-------- EXERCISE MATERIAL

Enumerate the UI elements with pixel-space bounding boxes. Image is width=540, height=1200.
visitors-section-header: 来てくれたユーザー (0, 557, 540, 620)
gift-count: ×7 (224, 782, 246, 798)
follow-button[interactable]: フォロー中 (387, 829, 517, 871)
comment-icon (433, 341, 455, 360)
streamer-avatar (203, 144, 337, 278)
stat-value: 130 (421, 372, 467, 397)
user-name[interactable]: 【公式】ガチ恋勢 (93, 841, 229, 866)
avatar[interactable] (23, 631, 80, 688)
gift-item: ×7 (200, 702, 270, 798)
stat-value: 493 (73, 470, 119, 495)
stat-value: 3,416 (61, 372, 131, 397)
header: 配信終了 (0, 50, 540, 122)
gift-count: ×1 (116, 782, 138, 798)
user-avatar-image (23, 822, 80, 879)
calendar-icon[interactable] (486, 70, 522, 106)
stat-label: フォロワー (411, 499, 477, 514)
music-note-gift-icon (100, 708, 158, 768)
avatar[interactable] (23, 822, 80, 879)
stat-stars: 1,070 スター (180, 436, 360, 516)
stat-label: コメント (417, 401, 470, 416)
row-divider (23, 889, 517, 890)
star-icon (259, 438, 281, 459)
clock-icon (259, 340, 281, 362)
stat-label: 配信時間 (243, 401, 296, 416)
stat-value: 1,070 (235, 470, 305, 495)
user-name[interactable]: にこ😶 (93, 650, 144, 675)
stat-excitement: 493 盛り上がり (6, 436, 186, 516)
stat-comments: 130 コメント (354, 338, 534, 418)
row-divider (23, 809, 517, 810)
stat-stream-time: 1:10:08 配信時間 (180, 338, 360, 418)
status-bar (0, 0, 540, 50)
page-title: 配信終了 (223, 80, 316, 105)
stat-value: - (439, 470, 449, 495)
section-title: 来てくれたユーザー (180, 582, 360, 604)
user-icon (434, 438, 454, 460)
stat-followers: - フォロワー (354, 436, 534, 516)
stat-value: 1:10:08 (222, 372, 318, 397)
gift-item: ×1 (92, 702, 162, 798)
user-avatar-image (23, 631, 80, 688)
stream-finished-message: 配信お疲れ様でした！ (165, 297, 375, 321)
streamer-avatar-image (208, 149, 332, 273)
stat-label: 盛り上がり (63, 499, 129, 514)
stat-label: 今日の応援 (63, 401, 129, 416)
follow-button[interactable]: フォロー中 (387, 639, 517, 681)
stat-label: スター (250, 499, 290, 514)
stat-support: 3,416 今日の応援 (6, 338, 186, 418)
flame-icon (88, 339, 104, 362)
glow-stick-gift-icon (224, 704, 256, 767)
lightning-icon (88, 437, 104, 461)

----------------

## SET TASK:
Rewrite the listing, changing "stat-value" to "stat-number" everywhere it appears and keeping every other part of each line the same.

## OUTPUT OF THE EXERCISE:
Enumerate the UI elements with pixel-space bounding boxes. Image is width=540, height=1200.
visitors-section-header: 来てくれたユーザー (0, 557, 540, 620)
gift-count: ×7 (224, 782, 246, 798)
follow-button[interactable]: フォロー中 (387, 829, 517, 871)
comment-icon (433, 341, 455, 360)
streamer-avatar (203, 144, 337, 278)
stat-number: 130 (421, 372, 467, 397)
user-name[interactable]: 【公式】ガチ恋勢 (93, 841, 229, 866)
avatar[interactable] (23, 631, 80, 688)
gift-item: ×7 (200, 702, 270, 798)
stat-number: 493 (73, 470, 119, 495)
stat-number: 3,416 (61, 372, 131, 397)
header: 配信終了 (0, 50, 540, 122)
gift-count: ×1 (116, 782, 138, 798)
user-avatar-image (23, 822, 80, 879)
calendar-icon[interactable] (486, 70, 522, 106)
stat-label: フォロワー (411, 499, 477, 514)
music-note-gift-icon (100, 708, 158, 768)
avatar[interactable] (23, 822, 80, 879)
stat-stars: 1,070 スター (180, 436, 360, 516)
stat-label: コメント (417, 401, 470, 416)
row-divider (23, 889, 517, 890)
star-icon (259, 438, 281, 459)
clock-icon (259, 340, 281, 362)
stat-label: 配信時間 (243, 401, 296, 416)
stat-number: 1,070 (235, 470, 305, 495)
user-name[interactable]: にこ😶 (93, 650, 144, 675)
stat-excitement: 493 盛り上がり (6, 436, 186, 516)
stat-comments: 130 コメント (354, 338, 534, 418)
row-divider (23, 809, 517, 810)
stat-stream-time: 1:10:08 配信時間 (180, 338, 360, 418)
status-bar (0, 0, 540, 50)
page-title: 配信終了 (223, 80, 316, 105)
stat-number: - (439, 470, 449, 495)
section-title: 来てくれたユーザー (180, 582, 360, 604)
user-icon (434, 438, 454, 460)
stat-followers: - フォロワー (354, 436, 534, 516)
stat-number: 1:10:08 (222, 372, 318, 397)
gift-item: ×1 (92, 702, 162, 798)
user-avatar-image (23, 631, 80, 688)
stream-finished-message: 配信お疲れ様でした！ (165, 297, 375, 321)
streamer-avatar-image (208, 149, 332, 273)
stat-label: 盛り上がり (63, 499, 129, 514)
stat-label: 今日の応援 (63, 401, 129, 416)
follow-button[interactable]: フォロー中 (387, 639, 517, 681)
stat-label: スター (250, 499, 290, 514)
stat-support: 3,416 今日の応援 (6, 338, 186, 418)
flame-icon (88, 339, 104, 362)
glow-stick-gift-icon (224, 704, 256, 767)
lightning-icon (88, 437, 104, 461)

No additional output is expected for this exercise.